# Passage provided

Re: remap the .text segment into huge pages at run time - Mailing list pgsql-hackers
From | John Naylor |
---|---|
Subject | Re: remap the .text segment into huge pages at run time |
Date | |
Msg-id | CAFBsxsH7ryBmTzAo7Ot36G+2xZ=0MV6NnbVVgzs6m78wzetsCA@mail.gmail.com Whole thread Raw |
In response to | Re: remap the .text segment into huge pages at run time (Andres Freund <andres@anarazel.de>) |
Responses |
Re: remap the .text segment into huge pages at run time
|
List | pgsql-hackers |
On Sat, Nov 5, 2022 at 3:27 PM Andres Freund <andres@anarazel.de> wrote:
> > simplified it. Interestingly enough, looking through the commit history,
> > they used to align the segments via linker flags, but took it out here:
> >
> > https://github.com/intel/iodlr/pull/25#discussion_r397787559
> >
> > ...saying "I'm not sure why we added this". :/
>
> That was about using a linker script, not really linker flags though.
Oops, the commit I was referring to pointed to that discussion, but I should have shown it instead:
--- a/large_page-c/example/Makefile
+++ b/large_page-c/example/Makefile
@@ -28,7 +28,6 @@ OBJFILES= \
filler16.o \
OBJS=$(addprefix $(OBJDIR)/,$(OBJFILES))
-LDFLAGS=-Wl,-z,max-page-size=2097152
But from what you're saying, this flag wouldn't have been enough anyway...
> I don't think the dummy functions are a good approach, there were plenty
> things after it when I played with them.
To be technical, the point wasn't to have no code after it, but to have no *hot* code *before* it, since with the iodlr approach the first 1.99MB of .text is below the first aligned boundary within that section. But yeah, I'm happy to ditch that hack entirely.
> > > With these flags the "R E" segments all start on a 0x200000/2MiB boundary
> > and
> > > are padded to the next 2MiB boundary. However the OS / dynamic loader only
> > > maps the necessary part, not all the zero padding.
> > >
> > > This means that if we were to issue a MADV_COLLAPSE, we can before it do
> > an
> > > mremap() to increase the length of the mapping.
> >
> > I see, interesting. What location are you passing for madvise() and
> > mremap()? The beginning of the segment (for me has .init/.plt) or an
> > aligned boundary within .text?
> /*
> * Make huge pages out of it. Requires at least linux 6.1. We could
> * fall back to MADV_HUGEPAGE if it fails, but it doesn't do all that
> * much in older kernels.

# Problem
According to the mailing-list reply, what was the dummy-function hack meant to prevent, and why? The listing isn't needed for this task.

# Material supplied
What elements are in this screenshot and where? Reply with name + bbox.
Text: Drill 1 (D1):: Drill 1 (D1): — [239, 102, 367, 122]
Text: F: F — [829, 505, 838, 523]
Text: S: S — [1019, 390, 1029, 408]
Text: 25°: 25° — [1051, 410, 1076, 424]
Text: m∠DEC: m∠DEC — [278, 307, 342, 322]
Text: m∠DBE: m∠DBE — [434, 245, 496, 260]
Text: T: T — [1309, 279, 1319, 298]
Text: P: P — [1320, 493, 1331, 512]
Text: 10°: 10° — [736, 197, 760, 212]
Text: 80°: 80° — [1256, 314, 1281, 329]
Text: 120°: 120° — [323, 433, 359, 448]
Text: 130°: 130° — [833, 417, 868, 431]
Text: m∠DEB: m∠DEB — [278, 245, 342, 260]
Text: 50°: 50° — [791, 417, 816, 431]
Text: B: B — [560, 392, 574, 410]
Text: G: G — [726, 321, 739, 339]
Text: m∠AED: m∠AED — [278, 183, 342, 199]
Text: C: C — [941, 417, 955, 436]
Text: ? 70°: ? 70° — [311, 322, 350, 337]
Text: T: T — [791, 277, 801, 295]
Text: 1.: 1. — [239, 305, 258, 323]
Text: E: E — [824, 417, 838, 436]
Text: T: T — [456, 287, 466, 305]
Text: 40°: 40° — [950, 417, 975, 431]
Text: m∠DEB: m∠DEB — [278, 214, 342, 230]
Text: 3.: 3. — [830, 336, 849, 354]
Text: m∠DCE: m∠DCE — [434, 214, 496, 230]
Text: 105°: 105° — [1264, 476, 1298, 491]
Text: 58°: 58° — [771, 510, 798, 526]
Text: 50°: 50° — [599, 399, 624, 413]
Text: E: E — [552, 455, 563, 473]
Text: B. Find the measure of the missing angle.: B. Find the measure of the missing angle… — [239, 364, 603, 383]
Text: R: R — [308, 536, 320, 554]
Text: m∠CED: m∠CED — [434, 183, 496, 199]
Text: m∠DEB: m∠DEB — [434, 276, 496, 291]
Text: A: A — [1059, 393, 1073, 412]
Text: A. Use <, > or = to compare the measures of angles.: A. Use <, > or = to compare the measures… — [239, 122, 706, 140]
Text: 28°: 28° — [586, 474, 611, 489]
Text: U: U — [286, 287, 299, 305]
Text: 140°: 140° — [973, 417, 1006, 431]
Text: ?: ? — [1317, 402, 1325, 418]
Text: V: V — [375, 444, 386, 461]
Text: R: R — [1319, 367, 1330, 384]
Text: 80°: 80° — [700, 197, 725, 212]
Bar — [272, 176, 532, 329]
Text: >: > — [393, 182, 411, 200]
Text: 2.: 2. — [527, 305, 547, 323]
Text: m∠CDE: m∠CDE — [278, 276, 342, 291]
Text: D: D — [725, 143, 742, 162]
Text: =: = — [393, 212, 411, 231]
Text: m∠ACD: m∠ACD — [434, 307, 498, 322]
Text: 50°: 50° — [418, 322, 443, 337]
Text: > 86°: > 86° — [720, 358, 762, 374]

# Output for this exercise
It was meant to keep hot code out of the region before the dummy functions, not to leave no code after them. The reason is that, with the iodlr approach, the first 1.99MB of .text falls below the first aligned boundary within that section.